• What is asked: Edit the records below by changing every "sidebar-item-label" to "sidebar-label" and leaving everything else as it is.

• Entries shown:
————————

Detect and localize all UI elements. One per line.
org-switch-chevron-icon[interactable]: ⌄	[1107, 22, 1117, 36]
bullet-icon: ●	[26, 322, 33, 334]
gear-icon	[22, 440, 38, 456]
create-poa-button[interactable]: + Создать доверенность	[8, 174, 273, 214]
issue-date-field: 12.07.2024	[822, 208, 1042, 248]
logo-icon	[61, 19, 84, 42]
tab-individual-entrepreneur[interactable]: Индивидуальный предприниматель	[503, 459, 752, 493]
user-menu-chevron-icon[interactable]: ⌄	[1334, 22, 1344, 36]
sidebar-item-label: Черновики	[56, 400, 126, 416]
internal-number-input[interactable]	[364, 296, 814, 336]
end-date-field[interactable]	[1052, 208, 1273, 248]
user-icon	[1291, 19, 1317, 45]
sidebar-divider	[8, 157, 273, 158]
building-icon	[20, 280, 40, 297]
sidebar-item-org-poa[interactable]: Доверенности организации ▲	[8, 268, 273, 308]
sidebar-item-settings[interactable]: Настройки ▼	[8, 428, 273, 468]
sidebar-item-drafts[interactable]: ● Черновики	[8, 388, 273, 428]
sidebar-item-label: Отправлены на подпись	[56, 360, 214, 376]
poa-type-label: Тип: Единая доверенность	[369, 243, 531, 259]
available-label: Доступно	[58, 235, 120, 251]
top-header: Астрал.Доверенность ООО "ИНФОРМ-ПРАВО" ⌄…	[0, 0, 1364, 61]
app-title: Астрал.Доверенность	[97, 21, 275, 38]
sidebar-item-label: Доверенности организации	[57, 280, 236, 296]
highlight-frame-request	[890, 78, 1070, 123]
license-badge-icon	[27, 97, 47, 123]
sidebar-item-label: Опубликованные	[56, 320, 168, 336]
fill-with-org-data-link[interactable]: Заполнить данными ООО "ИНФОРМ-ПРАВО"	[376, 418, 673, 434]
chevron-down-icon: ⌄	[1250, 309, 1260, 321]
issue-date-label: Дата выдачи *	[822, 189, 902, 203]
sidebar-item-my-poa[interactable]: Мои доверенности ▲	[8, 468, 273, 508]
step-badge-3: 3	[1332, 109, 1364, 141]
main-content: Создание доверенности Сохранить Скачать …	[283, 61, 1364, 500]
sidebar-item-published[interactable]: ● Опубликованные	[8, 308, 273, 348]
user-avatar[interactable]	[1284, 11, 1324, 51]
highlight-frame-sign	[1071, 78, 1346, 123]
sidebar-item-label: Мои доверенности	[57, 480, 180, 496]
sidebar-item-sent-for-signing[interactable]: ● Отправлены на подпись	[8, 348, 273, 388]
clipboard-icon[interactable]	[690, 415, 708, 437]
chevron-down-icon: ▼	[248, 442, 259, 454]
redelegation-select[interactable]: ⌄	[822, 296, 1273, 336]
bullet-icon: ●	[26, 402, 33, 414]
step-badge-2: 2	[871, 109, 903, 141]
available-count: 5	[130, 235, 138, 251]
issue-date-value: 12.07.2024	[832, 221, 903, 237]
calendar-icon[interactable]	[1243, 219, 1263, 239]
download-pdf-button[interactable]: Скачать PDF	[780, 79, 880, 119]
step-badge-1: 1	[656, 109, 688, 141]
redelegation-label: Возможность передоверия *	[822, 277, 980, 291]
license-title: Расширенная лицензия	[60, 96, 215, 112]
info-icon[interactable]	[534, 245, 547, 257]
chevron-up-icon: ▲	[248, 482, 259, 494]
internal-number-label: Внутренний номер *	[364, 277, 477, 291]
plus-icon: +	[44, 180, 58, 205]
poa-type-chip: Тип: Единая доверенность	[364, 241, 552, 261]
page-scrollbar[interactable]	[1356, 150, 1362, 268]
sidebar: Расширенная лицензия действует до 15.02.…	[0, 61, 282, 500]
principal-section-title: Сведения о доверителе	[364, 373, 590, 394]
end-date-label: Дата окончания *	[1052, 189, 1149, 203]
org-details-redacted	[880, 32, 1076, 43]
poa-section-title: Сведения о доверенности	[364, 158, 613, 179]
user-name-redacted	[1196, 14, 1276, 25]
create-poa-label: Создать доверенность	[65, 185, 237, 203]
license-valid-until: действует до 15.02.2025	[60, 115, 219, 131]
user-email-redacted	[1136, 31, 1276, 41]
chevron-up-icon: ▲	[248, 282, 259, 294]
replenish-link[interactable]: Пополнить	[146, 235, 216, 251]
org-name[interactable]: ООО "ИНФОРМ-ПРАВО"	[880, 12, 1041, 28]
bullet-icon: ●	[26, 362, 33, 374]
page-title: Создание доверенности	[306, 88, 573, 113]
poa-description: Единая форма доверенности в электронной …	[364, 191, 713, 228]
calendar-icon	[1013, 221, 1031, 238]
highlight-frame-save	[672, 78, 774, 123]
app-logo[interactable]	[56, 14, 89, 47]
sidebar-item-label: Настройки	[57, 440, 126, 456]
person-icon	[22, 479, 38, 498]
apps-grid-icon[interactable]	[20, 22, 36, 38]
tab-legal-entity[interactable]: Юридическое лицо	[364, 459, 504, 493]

————————

• Task solution:
Detect and localize all UI elements. One per line.
org-switch-chevron-icon[interactable]: ⌄	[1107, 22, 1117, 36]
bullet-icon: ●	[26, 322, 33, 334]
gear-icon	[22, 440, 38, 456]
create-poa-button[interactable]: + Создать доверенность	[8, 174, 273, 214]
issue-date-field: 12.07.2024	[822, 208, 1042, 248]
logo-icon	[61, 19, 84, 42]
tab-individual-entrepreneur[interactable]: Индивидуальный предприниматель	[503, 459, 752, 493]
user-menu-chevron-icon[interactable]: ⌄	[1334, 22, 1344, 36]
sidebar-label: Черновики	[56, 400, 126, 416]
internal-number-input[interactable]	[364, 296, 814, 336]
end-date-field[interactable]	[1052, 208, 1273, 248]
user-icon	[1291, 19, 1317, 45]
sidebar-divider	[8, 157, 273, 158]
building-icon	[20, 280, 40, 297]
sidebar-item-org-poa[interactable]: Доверенности организации ▲	[8, 268, 273, 308]
sidebar-item-settings[interactable]: Настройки ▼	[8, 428, 273, 468]
sidebar-item-drafts[interactable]: ● Черновики	[8, 388, 273, 428]
sidebar-label: Отправлены на подпись	[56, 360, 214, 376]
poa-type-label: Тип: Единая доверенность	[369, 243, 531, 259]
available-label: Доступно	[58, 235, 120, 251]
top-header: Астрал.Доверенность ООО "ИНФОРМ-ПРАВО" ⌄…	[0, 0, 1364, 61]
app-title: Астрал.Доверенность	[97, 21, 275, 38]
sidebar-label: Доверенности организации	[57, 280, 236, 296]
highlight-frame-request	[890, 78, 1070, 123]
license-badge-icon	[27, 97, 47, 123]
sidebar-label: Опубликованные	[56, 320, 168, 336]
fill-with-org-data-link[interactable]: Заполнить данными ООО "ИНФОРМ-ПРАВО"	[376, 418, 673, 434]
chevron-down-icon: ⌄	[1250, 309, 1260, 321]
issue-date-label: Дата выдачи *	[822, 189, 902, 203]
sidebar-item-my-poa[interactable]: Мои доверенности ▲	[8, 468, 273, 508]
step-badge-3: 3	[1332, 109, 1364, 141]
main-content: Создание доверенности Сохранить Скачать …	[283, 61, 1364, 500]
sidebar-item-published[interactable]: ● Опубликованные	[8, 308, 273, 348]
user-avatar[interactable]	[1284, 11, 1324, 51]
highlight-frame-sign	[1071, 78, 1346, 123]
sidebar-label: Мои доверенности	[57, 480, 180, 496]
sidebar-item-sent-for-signing[interactable]: ● Отправлены на подпись	[8, 348, 273, 388]
clipboard-icon[interactable]	[690, 415, 708, 437]
chevron-down-icon: ▼	[248, 442, 259, 454]
redelegation-select[interactable]: ⌄	[822, 296, 1273, 336]
bullet-icon: ●	[26, 402, 33, 414]
step-badge-2: 2	[871, 109, 903, 141]
available-count: 5	[130, 235, 138, 251]
issue-date-value: 12.07.2024	[832, 221, 903, 237]
calendar-icon[interactable]	[1243, 219, 1263, 239]
download-pdf-button[interactable]: Скачать PDF	[780, 79, 880, 119]
step-badge-1: 1	[656, 109, 688, 141]
redelegation-label: Возможность передоверия *	[822, 277, 980, 291]
license-title: Расширенная лицензия	[60, 96, 215, 112]
info-icon[interactable]	[534, 245, 547, 257]
chevron-up-icon: ▲	[248, 482, 259, 494]
internal-number-label: Внутренний номер *	[364, 277, 477, 291]
plus-icon: +	[44, 180, 58, 205]
poa-type-chip: Тип: Единая доверенность	[364, 241, 552, 261]
page-scrollbar[interactable]	[1356, 150, 1362, 268]
sidebar: Расширенная лицензия действует до 15.02.…	[0, 61, 282, 500]
principal-section-title: Сведения о доверителе	[364, 373, 590, 394]
end-date-label: Дата окончания *	[1052, 189, 1149, 203]
org-details-redacted	[880, 32, 1076, 43]
poa-section-title: Сведения о доверенности	[364, 158, 613, 179]
user-name-redacted	[1196, 14, 1276, 25]
create-poa-label: Создать доверенность	[65, 185, 237, 203]
license-valid-until: действует до 15.02.2025	[60, 115, 219, 131]
user-email-redacted	[1136, 31, 1276, 41]
chevron-up-icon: ▲	[248, 282, 259, 294]
replenish-link[interactable]: Пополнить	[146, 235, 216, 251]
org-name[interactable]: ООО "ИНФОРМ-ПРАВО"	[880, 12, 1041, 28]
bullet-icon: ●	[26, 362, 33, 374]
page-title: Создание доверенности	[306, 88, 573, 113]
poa-description: Единая форма доверенности в электронной …	[364, 191, 713, 228]
calendar-icon	[1013, 221, 1031, 238]
highlight-frame-save	[672, 78, 774, 123]
app-logo[interactable]	[56, 14, 89, 47]
sidebar-label: Настройки	[57, 440, 126, 456]
person-icon	[22, 479, 38, 498]
apps-grid-icon[interactable]	[20, 22, 36, 38]
tab-legal-entity[interactable]: Юридическое лицо	[364, 459, 504, 493]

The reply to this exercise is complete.